Задание A:
За что, согласно тексту о Джерри Рейте, его однажды арестовали?
Задание B:
Продолжите текст о Джерри Рейте, начав сразу после его последнего предложения.

Извлечённый текст:
-=-=-=-=-
Объединенные менкеновской ненавистью к деревенским приличиям, они вдвоем написали серию маленьких памфлетов, в которых, приняв Библию абсолютно всерьез, доказали, что на вопросы вроде «Повелел ли Бог устроить Холокост» и «Стоял ли Сатана за Американской революцией» надо отвечать «да». Собственно текст писал Сун-цзы, сын проповедника, но Рейту, ответственному за переписку, пришлось за все отвечать — как только правоверные начали присылать жалобы. Кажется, они перестарались — по слухам, памфлет про Холокост перепечатала неонацистская группа где-то в Джорджии. Та, кто на это пожаловался — подросток-панк по имени КарлиСоммерстейн, — в конце концов сама приняла участие в «Нейтронной пушке», так что последними посмеялись отнюдь не нацисты. Но суть в том, что с самого первого дня Джерри Рейт играл с огнем.
Скоро Рейт уже писал все и всем — плакаты, сотни писем, политические трактаты, беллетристику, притчи, темные тексты в духе Берроуза, рецензии на книги, даже стихи. Сначала письма, потом статьи и истории шли в АРА, фэнзины, в те неортодоксальные, не боящиеся оскорблений дикие края анархистского и либертарианского движения, которым он отдал так много сил, включая их в общий антиавторитарный диалог. С удивительным успехом Рейт протаскивал свои идеи в местные ежедневные газеты, пользуясь их терпимостью к индивидуалисту-эксцентрику с Дикого Запада — которым он, разумеется, и был. Полиция, однако, оказалась не так восприимчива к его проекту по заклеиванию Мейн-стрит, а один раз его даже арестовали — за то, что он кидал снежки в местный филиал закусочной «Дайри-Квин». Агенты в штатском, следящие за организованным Либертарианской партией антиналоговым пикетом 15 апреля, вызывали в нем параноидальный страх — хотя и не такой силы, как когда он стал жаловаться, что начальник практикует на нем «масонские техники управления мозгами»!
Психи — это увлечение на любителя, которое разделяют немногие; но если Рейт и другие маргиналы — в какой-то степени сумасшедшие, то в любом случае они не только сумасшедшие. Честность и быстро развивающиеся литературные способности Рейта обеспечили ему центральное место в том трансконтинентальном почтовом салоне, где в начале 80-х собрались неприкаянные поэты, художники и радикалы квазилевого толка. Читая запоем все подряд, Рейт стал учителем: политиканам он впаривалМисиму и Пинчона, правым либертарианцам — рабочие советы, широкой публике — неуважение к религии. Не все соединения оказались удачными — но бытовая мудрость выглядела настолько очевидно бредово, что Рейту приходилось собирать куски для головоломки отовсюду, из всех других мест. Вот к чему всё свелось. Как дело свободы, важное (в любой из многих известных Рейту формулировок) лишь для немногих, может победить, не будучи насаждаемым просвещенной элитой и тем самым обращая собственную победу в поражение?
-=-=-=-=-
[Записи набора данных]
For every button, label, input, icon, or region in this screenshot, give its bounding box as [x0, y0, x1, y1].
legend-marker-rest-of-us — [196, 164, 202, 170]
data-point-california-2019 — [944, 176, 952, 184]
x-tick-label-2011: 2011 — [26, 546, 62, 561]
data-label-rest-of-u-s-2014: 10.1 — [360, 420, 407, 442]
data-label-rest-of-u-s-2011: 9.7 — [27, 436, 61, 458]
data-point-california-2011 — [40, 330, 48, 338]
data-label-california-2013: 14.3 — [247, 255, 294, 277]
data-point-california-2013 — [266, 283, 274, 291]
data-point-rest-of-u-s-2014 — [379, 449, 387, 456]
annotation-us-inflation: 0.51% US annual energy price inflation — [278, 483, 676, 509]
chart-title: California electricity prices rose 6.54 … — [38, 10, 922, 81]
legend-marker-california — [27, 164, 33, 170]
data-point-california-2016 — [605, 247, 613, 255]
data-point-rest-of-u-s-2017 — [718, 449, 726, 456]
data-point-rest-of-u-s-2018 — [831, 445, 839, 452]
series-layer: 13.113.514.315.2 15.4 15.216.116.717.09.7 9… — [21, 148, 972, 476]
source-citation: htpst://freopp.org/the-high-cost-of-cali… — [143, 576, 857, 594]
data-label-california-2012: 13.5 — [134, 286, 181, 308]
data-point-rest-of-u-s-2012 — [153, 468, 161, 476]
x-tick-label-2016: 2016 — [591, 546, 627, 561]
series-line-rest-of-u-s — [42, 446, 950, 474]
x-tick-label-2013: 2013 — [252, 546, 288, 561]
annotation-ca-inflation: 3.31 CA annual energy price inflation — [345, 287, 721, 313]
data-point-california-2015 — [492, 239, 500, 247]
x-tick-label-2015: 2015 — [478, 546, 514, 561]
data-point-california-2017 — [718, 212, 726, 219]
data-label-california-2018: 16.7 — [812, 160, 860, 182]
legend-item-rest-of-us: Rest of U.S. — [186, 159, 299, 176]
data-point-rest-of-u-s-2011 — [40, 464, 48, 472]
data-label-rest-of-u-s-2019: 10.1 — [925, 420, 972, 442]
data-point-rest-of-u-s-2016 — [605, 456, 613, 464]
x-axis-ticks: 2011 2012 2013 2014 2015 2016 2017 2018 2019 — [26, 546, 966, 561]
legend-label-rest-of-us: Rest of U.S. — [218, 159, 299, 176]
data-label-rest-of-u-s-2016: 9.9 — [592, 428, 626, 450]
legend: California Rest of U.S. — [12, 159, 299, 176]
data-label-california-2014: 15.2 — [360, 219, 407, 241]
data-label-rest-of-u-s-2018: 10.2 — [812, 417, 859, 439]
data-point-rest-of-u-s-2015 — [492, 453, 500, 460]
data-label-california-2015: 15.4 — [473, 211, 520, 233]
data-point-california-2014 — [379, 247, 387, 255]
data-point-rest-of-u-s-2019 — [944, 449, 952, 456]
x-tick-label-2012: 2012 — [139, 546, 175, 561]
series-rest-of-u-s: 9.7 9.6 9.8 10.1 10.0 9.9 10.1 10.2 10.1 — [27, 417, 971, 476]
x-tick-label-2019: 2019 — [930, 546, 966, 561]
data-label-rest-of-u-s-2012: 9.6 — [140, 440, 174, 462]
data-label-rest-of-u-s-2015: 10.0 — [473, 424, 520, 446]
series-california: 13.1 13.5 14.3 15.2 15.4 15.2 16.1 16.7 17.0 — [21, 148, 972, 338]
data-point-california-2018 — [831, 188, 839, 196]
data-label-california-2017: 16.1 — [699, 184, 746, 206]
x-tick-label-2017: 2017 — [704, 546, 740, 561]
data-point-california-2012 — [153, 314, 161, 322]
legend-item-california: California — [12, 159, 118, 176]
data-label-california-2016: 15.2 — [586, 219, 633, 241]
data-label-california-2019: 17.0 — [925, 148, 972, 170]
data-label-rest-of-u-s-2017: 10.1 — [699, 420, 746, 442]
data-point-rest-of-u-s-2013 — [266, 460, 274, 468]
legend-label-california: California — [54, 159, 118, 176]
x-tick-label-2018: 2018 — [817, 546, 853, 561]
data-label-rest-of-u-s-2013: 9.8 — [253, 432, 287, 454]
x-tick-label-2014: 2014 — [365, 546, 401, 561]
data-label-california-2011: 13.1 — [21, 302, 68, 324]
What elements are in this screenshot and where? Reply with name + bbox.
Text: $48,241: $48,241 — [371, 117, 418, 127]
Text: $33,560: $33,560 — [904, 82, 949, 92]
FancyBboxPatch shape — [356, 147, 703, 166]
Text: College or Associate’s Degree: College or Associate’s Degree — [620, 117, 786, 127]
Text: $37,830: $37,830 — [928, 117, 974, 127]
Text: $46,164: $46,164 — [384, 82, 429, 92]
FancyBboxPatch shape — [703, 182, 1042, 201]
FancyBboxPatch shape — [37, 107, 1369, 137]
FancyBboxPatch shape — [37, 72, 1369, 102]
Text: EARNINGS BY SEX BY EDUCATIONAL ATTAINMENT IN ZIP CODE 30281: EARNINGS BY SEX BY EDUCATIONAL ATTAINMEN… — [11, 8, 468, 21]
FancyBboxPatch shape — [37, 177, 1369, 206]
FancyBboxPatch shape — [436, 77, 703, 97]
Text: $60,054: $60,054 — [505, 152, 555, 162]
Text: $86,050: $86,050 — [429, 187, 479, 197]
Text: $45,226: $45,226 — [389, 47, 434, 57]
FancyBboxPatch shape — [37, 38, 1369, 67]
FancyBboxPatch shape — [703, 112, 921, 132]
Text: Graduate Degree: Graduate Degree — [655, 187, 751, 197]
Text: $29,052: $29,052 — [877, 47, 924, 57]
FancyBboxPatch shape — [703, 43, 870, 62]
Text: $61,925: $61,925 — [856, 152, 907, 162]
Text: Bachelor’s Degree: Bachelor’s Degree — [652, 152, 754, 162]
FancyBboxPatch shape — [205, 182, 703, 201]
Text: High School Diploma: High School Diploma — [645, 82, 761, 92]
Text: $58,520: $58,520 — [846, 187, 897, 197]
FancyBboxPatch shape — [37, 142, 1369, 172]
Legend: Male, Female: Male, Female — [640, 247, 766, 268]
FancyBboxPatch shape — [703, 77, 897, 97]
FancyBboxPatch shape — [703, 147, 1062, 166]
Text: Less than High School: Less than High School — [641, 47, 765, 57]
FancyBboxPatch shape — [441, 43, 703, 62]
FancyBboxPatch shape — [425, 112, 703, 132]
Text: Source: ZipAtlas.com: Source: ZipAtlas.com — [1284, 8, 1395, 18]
-=-=-=-=-
Письменный ответ A:
За то, что он кидал снежки в местный филиал закусочной «Дайри-Квин».

Письменный ответ B:
В неопубликованном рассказе Рейта описана курсовая работа по политологии — удачная социальная революция: не нарушая никаких прав собственности, экономику дара доводят до такой степени конкурентоспособности, что все 500 лидирующих компаний вместе с их союзником-государством просто оказываются скуплены. Истории Рейта из «Нейтронной пушки» ближе к действительности — в качестве катализатора для очистительного катаклизма в них выступают несколько удачно внедренных террористов и киллеров; но частное мнение Рейта было, что такого сорта усилия — например, бомбистов из канадского «Прямого действия» — контрпродуктивны. Что же оставалось?
Образование — как раз то, чем он занимался последние два-три года без какого-либо заметного вознаграждения. У его учеников — в отличие от студентов воображаемого курса по политологии — были свои проблемы, для них более важные, да и разбросаны они были по всей стране. Почти никого из своих ближайших друзей Рейт никогда не видел. Сама тщательность, цепкая систематичность, с которой он подходил к предполагаемым спасителям мира, вызывала отчаяние. Рейт достаточно обоснованно предположил, что если бы в мире существовала реальная стратегия социальных перемен, он бы о ней услышал хотя бы мельком. В позднем тексте «О невозможности дочитаться до анархии» рассказывается, как раньше его радовал почтовый ящик, переполненный анархизмом, и как теперь ящик этот вызывает тоску и скуку. Для такого человека, как Рейт, подобная статья была равносильна предсмертной записке — хотя оставленная им предсмертная записка оказалась более емкой. Возросшие возможности восприятия мира никак не добавляли Рейту возможности его изменить.